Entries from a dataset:
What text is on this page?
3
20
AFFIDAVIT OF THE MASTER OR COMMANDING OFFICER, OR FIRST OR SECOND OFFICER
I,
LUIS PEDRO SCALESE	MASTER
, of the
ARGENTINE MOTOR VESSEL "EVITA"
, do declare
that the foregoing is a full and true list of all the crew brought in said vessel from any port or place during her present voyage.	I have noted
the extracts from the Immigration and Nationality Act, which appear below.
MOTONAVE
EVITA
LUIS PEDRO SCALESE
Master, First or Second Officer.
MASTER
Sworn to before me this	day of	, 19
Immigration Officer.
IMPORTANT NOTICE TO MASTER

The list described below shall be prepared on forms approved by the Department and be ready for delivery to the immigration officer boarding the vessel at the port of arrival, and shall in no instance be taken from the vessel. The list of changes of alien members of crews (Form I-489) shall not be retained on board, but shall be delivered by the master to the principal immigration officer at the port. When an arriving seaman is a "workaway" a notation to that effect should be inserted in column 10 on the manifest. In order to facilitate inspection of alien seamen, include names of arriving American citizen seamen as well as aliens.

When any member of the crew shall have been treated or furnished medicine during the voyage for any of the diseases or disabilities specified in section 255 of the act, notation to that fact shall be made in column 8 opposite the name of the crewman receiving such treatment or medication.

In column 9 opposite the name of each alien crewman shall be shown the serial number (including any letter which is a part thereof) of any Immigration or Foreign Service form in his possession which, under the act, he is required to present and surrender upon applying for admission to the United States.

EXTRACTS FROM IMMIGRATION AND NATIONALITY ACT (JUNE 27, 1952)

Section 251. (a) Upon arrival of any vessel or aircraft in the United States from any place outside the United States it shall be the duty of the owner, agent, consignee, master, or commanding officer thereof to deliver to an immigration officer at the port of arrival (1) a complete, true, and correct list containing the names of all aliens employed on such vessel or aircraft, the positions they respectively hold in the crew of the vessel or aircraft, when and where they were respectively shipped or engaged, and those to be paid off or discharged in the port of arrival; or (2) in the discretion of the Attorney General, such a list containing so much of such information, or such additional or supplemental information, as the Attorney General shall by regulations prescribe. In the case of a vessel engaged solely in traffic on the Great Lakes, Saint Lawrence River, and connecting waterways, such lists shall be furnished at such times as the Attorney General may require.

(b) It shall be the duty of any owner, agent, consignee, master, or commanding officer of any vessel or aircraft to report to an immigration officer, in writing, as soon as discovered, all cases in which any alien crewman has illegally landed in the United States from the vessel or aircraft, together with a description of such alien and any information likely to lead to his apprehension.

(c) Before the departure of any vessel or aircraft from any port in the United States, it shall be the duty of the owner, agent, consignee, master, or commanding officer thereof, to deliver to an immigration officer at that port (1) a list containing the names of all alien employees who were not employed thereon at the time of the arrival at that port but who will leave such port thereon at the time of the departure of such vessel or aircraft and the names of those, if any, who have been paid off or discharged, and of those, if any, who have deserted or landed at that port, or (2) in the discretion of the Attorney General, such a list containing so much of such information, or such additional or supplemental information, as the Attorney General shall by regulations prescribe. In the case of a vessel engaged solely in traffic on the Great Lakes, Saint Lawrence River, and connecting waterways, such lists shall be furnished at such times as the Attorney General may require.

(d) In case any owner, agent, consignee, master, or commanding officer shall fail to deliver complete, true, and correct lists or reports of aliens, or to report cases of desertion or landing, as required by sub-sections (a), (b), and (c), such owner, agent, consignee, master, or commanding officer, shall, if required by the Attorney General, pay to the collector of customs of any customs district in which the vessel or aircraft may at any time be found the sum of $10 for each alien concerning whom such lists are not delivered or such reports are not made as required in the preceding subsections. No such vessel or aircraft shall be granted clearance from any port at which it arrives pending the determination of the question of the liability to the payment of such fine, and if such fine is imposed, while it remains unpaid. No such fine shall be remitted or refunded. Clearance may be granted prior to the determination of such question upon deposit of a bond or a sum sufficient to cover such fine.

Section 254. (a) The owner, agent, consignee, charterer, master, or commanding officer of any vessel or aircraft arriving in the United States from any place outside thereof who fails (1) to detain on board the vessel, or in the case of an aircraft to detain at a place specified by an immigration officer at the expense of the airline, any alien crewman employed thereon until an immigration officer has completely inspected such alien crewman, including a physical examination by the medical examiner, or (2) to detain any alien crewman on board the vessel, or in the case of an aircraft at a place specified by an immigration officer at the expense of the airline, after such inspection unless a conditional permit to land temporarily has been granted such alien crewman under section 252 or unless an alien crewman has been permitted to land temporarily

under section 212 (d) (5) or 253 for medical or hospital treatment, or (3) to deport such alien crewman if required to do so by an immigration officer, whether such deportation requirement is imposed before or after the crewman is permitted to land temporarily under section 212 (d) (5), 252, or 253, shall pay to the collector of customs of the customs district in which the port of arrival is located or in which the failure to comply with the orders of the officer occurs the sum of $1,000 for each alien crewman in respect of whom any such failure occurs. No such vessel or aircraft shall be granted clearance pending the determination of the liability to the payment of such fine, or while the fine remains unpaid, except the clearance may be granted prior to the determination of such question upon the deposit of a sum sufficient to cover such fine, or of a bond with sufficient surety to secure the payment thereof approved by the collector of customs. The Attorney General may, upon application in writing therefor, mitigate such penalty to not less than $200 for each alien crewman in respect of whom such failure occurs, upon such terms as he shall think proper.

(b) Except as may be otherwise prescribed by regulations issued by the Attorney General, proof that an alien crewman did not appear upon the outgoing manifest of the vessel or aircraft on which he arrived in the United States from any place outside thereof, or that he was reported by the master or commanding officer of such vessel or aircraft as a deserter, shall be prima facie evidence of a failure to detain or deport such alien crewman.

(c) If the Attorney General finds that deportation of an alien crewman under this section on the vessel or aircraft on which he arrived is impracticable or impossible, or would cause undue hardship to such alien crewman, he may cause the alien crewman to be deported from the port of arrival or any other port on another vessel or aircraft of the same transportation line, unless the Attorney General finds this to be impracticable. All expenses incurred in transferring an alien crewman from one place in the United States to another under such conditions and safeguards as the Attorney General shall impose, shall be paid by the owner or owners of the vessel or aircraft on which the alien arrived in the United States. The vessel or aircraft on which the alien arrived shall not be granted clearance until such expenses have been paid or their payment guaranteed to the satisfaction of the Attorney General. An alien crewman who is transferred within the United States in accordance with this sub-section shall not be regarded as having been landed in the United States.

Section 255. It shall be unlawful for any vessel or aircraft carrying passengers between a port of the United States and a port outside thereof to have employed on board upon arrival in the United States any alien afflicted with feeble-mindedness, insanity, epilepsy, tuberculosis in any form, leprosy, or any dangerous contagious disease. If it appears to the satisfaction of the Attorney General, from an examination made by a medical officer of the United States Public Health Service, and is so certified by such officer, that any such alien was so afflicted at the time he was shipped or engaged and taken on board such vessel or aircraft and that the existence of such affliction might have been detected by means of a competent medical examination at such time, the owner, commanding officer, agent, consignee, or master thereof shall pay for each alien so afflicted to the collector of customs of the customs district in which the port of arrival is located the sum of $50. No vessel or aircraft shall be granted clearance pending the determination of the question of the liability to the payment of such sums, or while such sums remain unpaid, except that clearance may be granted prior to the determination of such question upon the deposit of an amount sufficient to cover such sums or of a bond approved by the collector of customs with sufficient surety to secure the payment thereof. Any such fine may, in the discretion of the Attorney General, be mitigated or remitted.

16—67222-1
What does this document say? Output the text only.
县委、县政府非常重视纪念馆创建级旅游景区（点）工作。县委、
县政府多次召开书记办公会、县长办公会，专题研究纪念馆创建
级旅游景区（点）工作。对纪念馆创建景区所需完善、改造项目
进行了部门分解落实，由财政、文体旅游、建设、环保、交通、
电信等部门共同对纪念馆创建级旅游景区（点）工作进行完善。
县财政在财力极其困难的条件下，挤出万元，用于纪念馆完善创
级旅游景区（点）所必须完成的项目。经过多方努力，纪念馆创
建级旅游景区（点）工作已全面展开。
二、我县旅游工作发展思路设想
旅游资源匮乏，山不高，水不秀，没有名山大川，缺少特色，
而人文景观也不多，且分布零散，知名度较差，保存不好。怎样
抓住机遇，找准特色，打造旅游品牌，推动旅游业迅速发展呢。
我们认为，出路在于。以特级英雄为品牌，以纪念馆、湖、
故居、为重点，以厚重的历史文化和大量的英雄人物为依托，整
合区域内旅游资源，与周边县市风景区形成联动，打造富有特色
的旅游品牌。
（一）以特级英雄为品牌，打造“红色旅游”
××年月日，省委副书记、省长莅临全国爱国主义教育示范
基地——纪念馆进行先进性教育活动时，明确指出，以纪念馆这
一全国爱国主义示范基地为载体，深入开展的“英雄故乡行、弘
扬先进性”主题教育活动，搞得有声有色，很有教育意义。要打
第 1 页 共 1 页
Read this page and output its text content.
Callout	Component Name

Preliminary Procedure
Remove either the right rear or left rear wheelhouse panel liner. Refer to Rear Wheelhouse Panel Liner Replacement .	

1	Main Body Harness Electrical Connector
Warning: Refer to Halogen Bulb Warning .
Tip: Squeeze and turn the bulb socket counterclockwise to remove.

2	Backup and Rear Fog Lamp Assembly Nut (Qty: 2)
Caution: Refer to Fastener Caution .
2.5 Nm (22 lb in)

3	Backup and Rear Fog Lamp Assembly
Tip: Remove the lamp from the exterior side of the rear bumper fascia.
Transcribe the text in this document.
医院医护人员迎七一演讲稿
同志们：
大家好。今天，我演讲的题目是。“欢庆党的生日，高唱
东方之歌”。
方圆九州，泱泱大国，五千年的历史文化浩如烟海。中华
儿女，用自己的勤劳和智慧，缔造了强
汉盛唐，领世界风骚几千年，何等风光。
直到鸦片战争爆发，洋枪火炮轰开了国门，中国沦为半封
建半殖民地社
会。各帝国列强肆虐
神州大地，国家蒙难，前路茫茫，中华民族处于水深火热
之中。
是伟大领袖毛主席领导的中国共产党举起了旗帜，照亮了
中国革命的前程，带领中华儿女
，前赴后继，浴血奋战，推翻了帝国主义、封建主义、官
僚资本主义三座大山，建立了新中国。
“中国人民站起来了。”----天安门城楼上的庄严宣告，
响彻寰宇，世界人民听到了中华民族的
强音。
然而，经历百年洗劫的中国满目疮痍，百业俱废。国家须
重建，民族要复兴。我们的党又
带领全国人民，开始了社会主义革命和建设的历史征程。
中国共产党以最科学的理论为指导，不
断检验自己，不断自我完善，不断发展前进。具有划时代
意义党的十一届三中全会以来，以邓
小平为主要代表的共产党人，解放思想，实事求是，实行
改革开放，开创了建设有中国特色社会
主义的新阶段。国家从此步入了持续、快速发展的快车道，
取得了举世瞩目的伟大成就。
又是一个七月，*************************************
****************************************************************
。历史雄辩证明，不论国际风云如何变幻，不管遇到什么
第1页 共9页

- [Aim of the exercise]
Filter the data for the string "以特级英雄为品牌" and copy every line that has it.

- [Expected answer]
我们认为，出路在于。以特级英雄为品牌，以纪念馆、湖、
（一）以特级英雄为品牌，打造“红色旅游”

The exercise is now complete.